*OBJECTIVE*:
Please reproduce the listing below word for word, leaving out the pictures.

*MATERIAL SHOWN*:
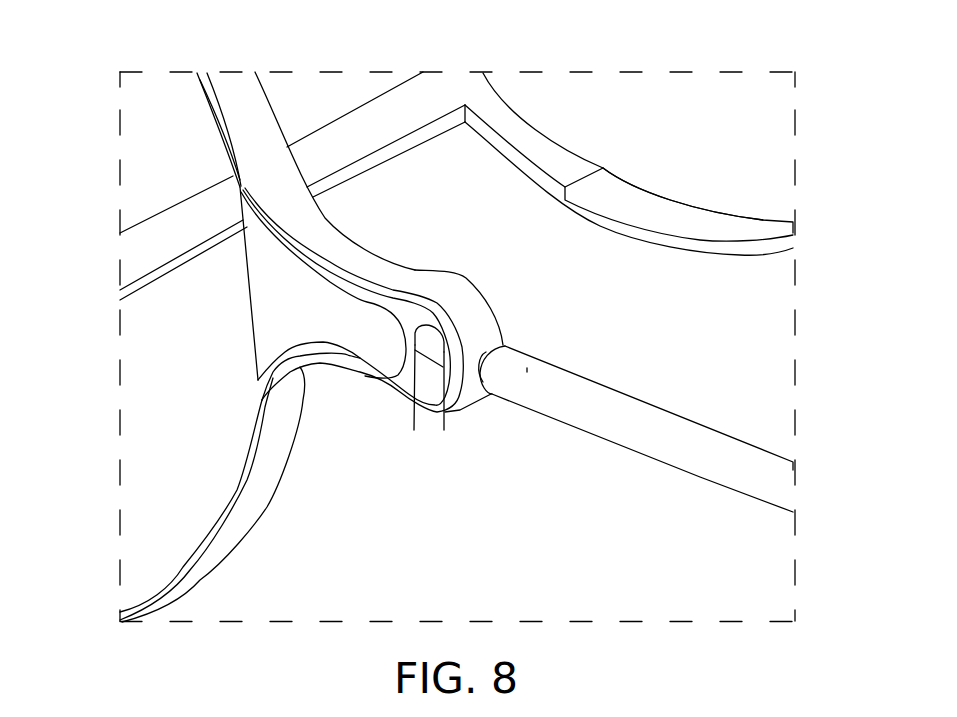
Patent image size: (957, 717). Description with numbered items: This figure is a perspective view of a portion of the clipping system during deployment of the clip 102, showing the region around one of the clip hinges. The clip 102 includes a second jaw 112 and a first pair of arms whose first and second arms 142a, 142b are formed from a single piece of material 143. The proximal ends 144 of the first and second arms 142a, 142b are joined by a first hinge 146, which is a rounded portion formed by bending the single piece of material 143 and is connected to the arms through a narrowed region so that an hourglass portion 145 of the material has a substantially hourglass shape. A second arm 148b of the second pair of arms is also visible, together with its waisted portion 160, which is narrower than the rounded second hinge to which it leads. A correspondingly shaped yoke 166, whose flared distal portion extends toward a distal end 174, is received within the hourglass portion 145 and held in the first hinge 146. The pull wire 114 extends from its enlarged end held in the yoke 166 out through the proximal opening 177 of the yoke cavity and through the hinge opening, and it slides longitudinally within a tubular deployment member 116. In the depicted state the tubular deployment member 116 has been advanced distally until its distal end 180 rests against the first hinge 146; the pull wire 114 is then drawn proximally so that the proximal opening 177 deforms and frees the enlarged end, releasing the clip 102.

The clip 102 is at (497, 107).
The second jaw 112 is at (565, 165).
The pull wire 114 is at (445, 380).
The tubular deployment member 116 is at (622, 413).
The first arm 142a is at (240, 128).
The second arm 142b is at (203, 575).
The single piece of material 143 is at (237, 100).
The proximal ends 144 is at (267, 157).
The hourglass portion 145 is at (368, 273).
The first hinge 146 is at (471, 300).
The second arm 148b is at (697, 225).
The waisted portion 160 is at (498, 340).
The yoke 166 is at (263, 342).
The distal end 174 is at (247, 293).
The proximal opening 177 is at (417, 380).
The distal end 180 is at (527, 368).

*REPLY TO THE TASK*:
Patent image size: (957, 717). Description with numbered items: This figure is a perspective view of a portion of the clipping system during deployment of the clip 102, showing the region around one of the clip hinges. The clip 102 includes a second jaw 112 and a first pair of arms whose first and second arms 142a, 142b are formed from a single piece of material 143. The proximal ends 144 of the first and second arms 142a, 142b are joined by a first hinge 146, which is a rounded portion formed by bending the single piece of material 143 and is connected to the arms through a narrowed region so that an hourglass portion 145 of the material has a substantially hourglass shape. A second arm 148b of the second pair of arms is also visible, together with its waisted portion 160, which is narrower than the rounded second hinge to which it leads. A correspondingly shaped yoke 166, whose flared distal portion extends toward a distal end 174, is received within the hourglass portion 145 and held in the first hinge 146. The pull wire 114 extends from its enlarged end held in the yoke 166 out through the proximal opening 177 of the yoke cavity and through the hinge opening, and it slides longitudinally within a tubular deployment member 116. In the depicted state the tubular deployment member 116 has been advanced distally until its distal end 180 rests against the first hinge 146; the pull wire 114 is then drawn proximally so that the proximal opening 177 deforms and frees the enlarged end, releasing the clip 102.

The clip 102 is at (497, 107).
The second jaw 112 is at (565, 165).
The pull wire 114 is at (445, 380).
The tubular deployment member 116 is at (622, 413).
The first arm 142a is at (240, 128).
The second arm 142b is at (203, 575).
The single piece of material 143 is at (237, 100).
The proximal ends 144 is at (267, 157).
The hourglass portion 145 is at (368, 273).
The first hinge 146 is at (471, 300).
The second arm 148b is at (697, 225).
The waisted portion 160 is at (498, 340).
The yoke 166 is at (263, 342).
The distal end 174 is at (247, 293).
The proximal opening 177 is at (417, 380).
The distal end 180 is at (527, 368).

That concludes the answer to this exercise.